[A run of records]
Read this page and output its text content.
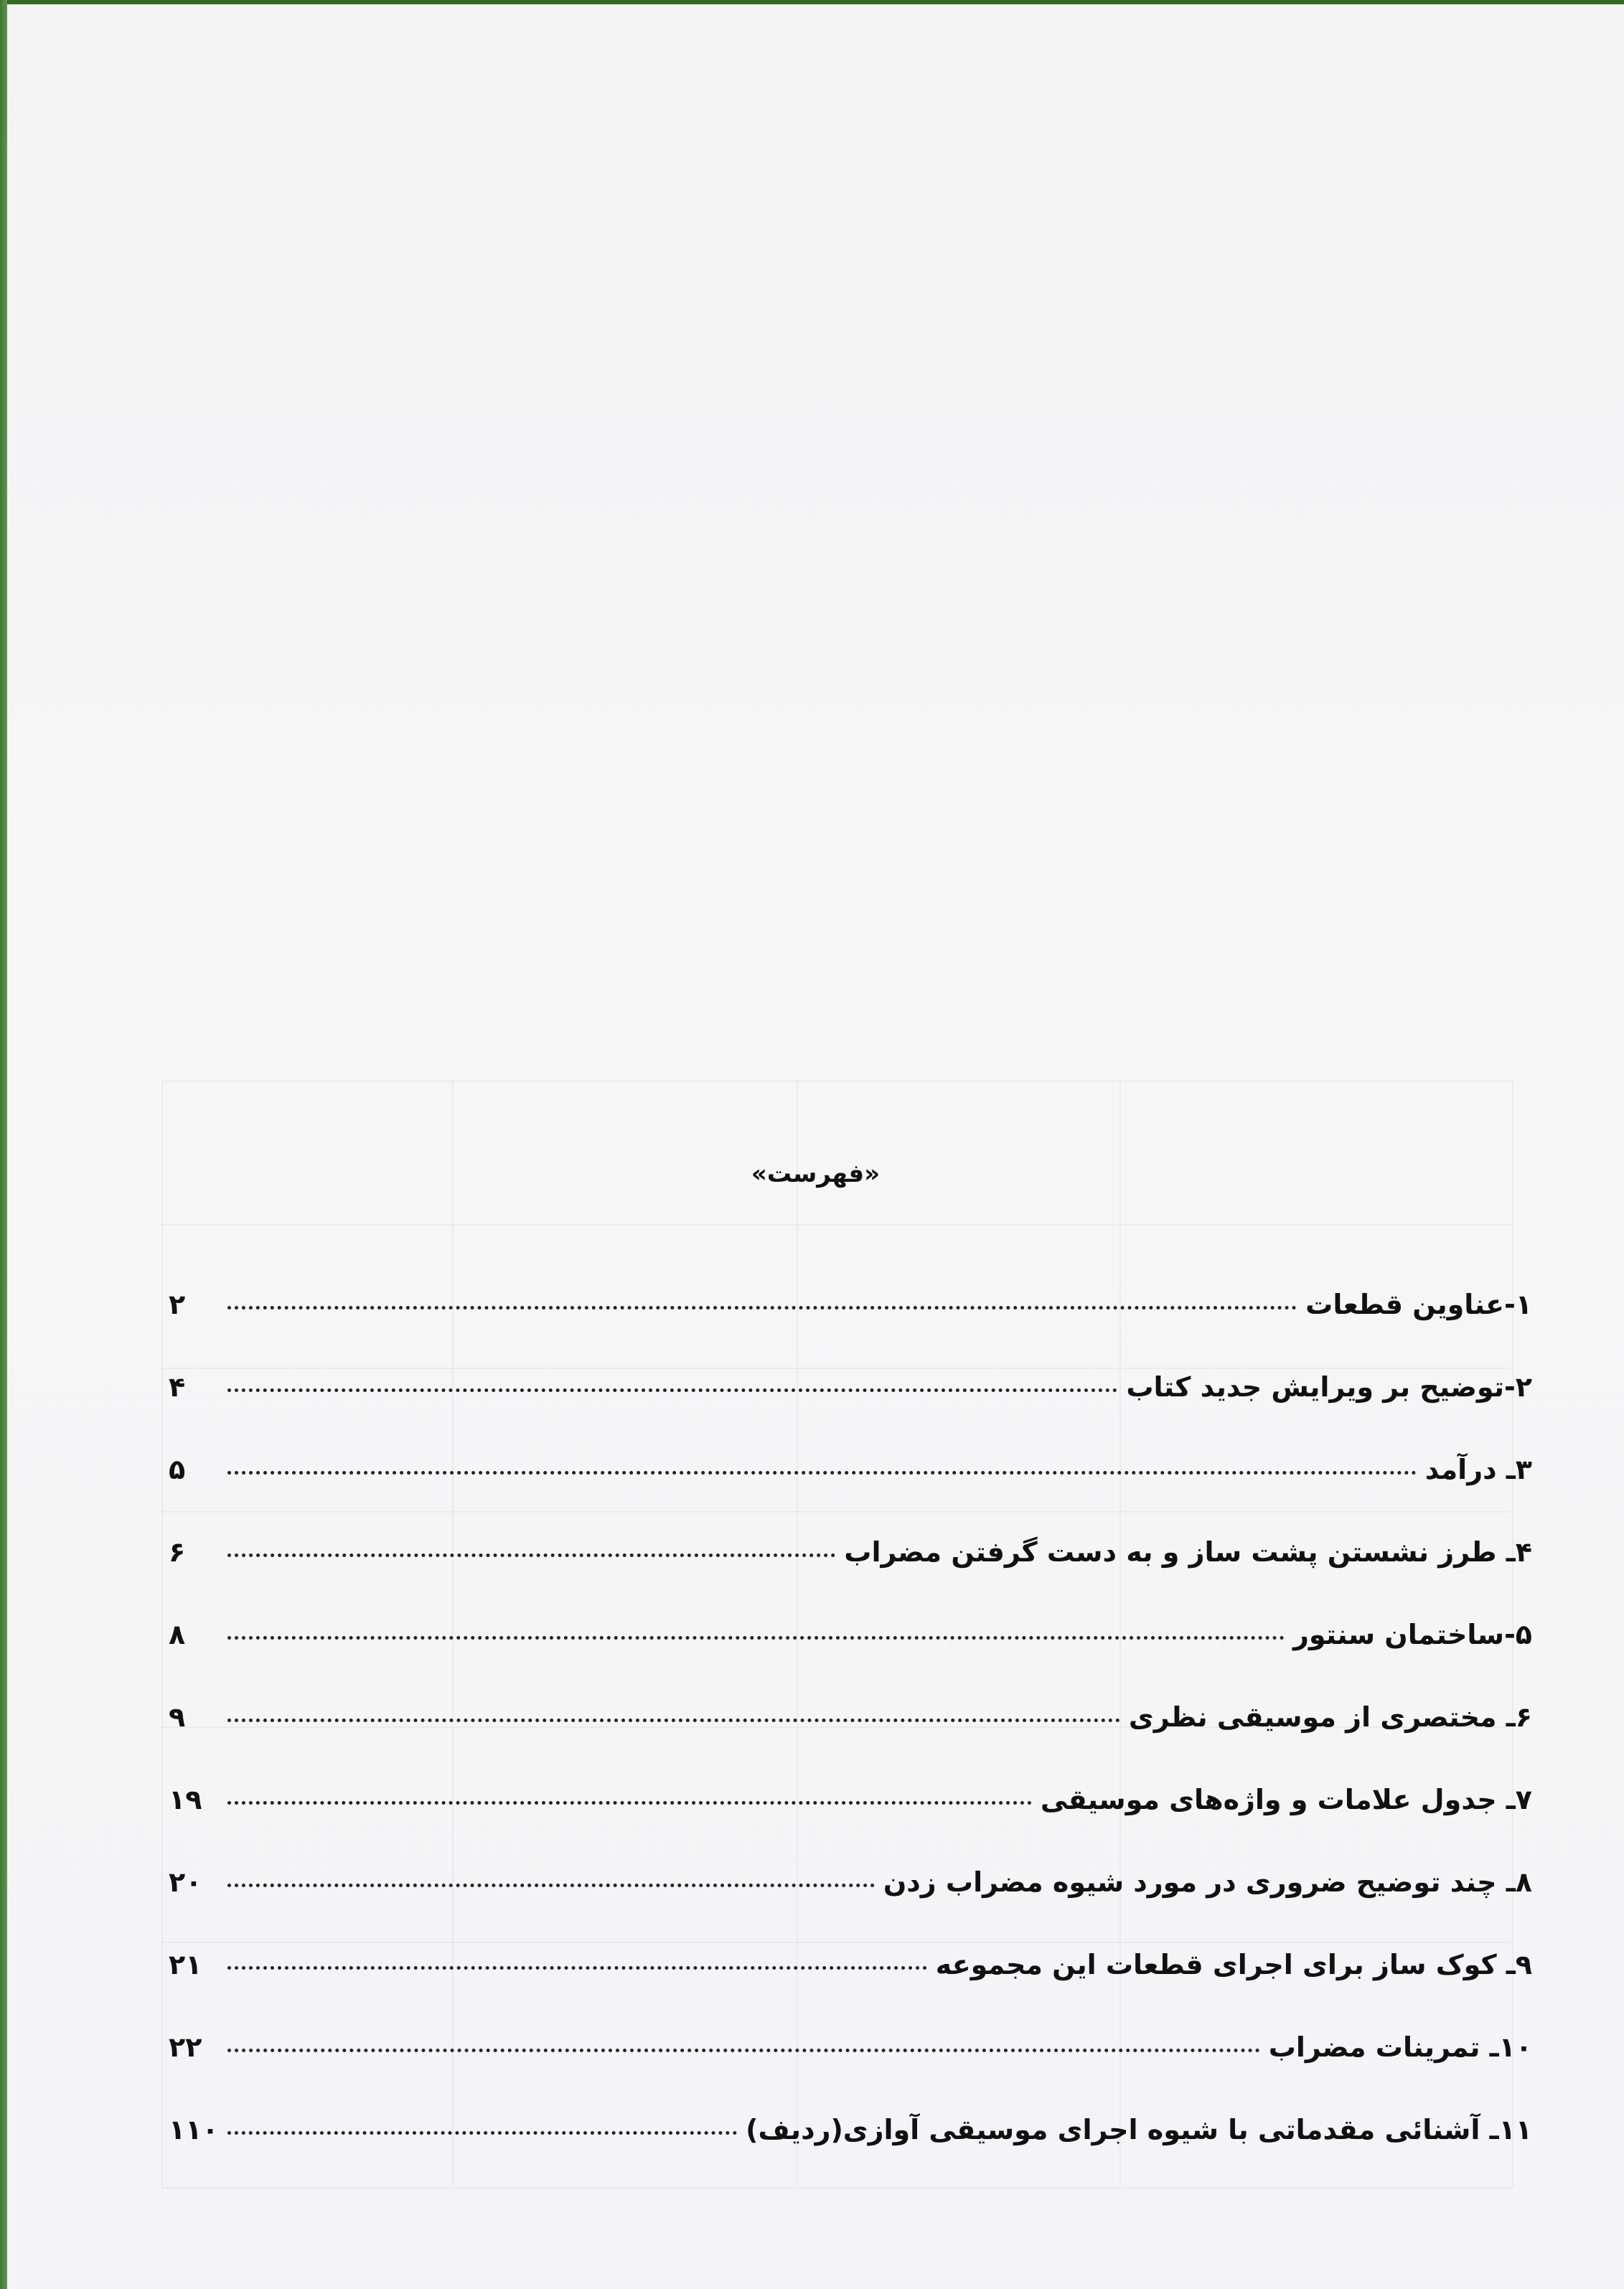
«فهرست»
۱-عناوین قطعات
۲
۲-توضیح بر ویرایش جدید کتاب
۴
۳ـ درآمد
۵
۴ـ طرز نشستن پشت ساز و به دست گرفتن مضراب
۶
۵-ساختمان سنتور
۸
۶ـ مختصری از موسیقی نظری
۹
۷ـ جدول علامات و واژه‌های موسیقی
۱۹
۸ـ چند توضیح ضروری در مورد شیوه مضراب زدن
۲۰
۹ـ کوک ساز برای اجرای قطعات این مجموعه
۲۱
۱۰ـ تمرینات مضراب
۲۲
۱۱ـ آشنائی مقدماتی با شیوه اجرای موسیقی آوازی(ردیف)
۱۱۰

TASK REQUIREMENTS:
Leave the pictures out and print the records above exactly as they stand.

COMPLETED TASK:
Read this page and output its text content.
«فهرست»
۱-عناوین قطعات
۲
۲-توضیح بر ویرایش جدید کتاب
۴
۳ـ درآمد
۵
۴ـ طرز نشستن پشت ساز و به دست گرفتن مضراب
۶
۵-ساختمان سنتور
۸
۶ـ مختصری از موسیقی نظری
۹
۷ـ جدول علامات و واژه‌های موسیقی
۱۹
۸ـ چند توضیح ضروری در مورد شیوه مضراب زدن
۲۰
۹ـ کوک ساز برای اجرای قطعات این مجموعه
۲۱
۱۰ـ تمرینات مضراب
۲۲
۱۱ـ آشنائی مقدماتی با شیوه اجرای موسیقی آوازی(ردیف)
۱۱۰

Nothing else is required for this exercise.